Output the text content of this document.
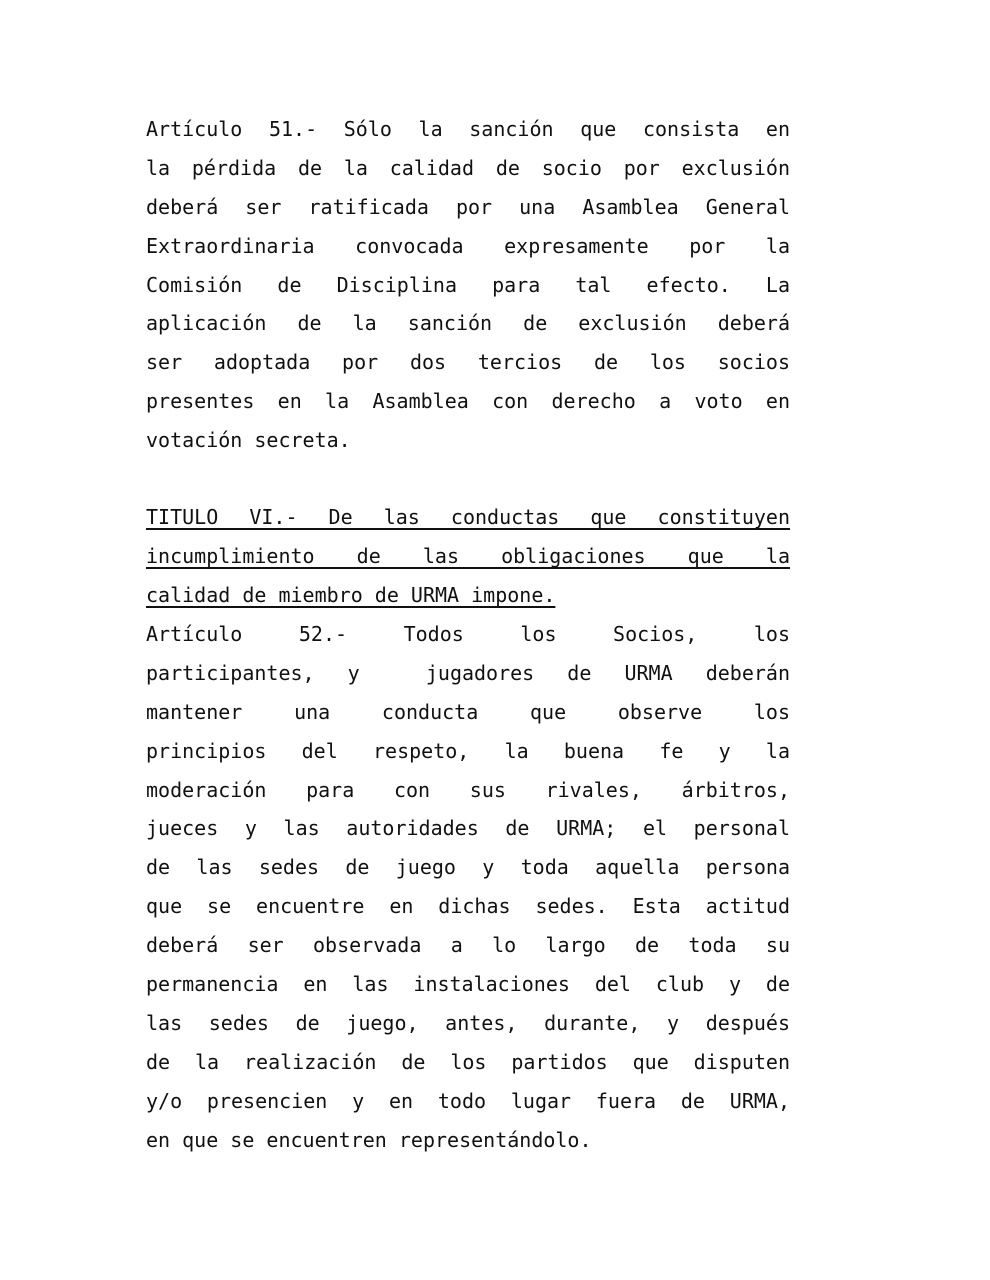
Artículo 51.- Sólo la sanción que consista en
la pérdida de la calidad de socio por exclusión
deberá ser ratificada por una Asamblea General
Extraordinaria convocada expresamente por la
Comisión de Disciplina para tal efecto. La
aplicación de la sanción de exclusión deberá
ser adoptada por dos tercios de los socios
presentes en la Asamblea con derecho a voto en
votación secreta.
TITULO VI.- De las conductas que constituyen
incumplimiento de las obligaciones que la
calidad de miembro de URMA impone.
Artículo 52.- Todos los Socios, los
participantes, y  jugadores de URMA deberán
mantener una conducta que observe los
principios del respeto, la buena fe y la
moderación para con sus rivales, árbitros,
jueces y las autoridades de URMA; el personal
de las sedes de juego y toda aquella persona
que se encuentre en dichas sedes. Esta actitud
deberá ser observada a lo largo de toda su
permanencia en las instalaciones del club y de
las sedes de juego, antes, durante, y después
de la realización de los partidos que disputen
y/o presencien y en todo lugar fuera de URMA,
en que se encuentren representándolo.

*-*-*

• Set exercise: Pick out each line above that includes "toda" and show it.

• Exercise solution:
de las sedes de juego y toda aquella persona
deberá ser observada a lo largo de toda su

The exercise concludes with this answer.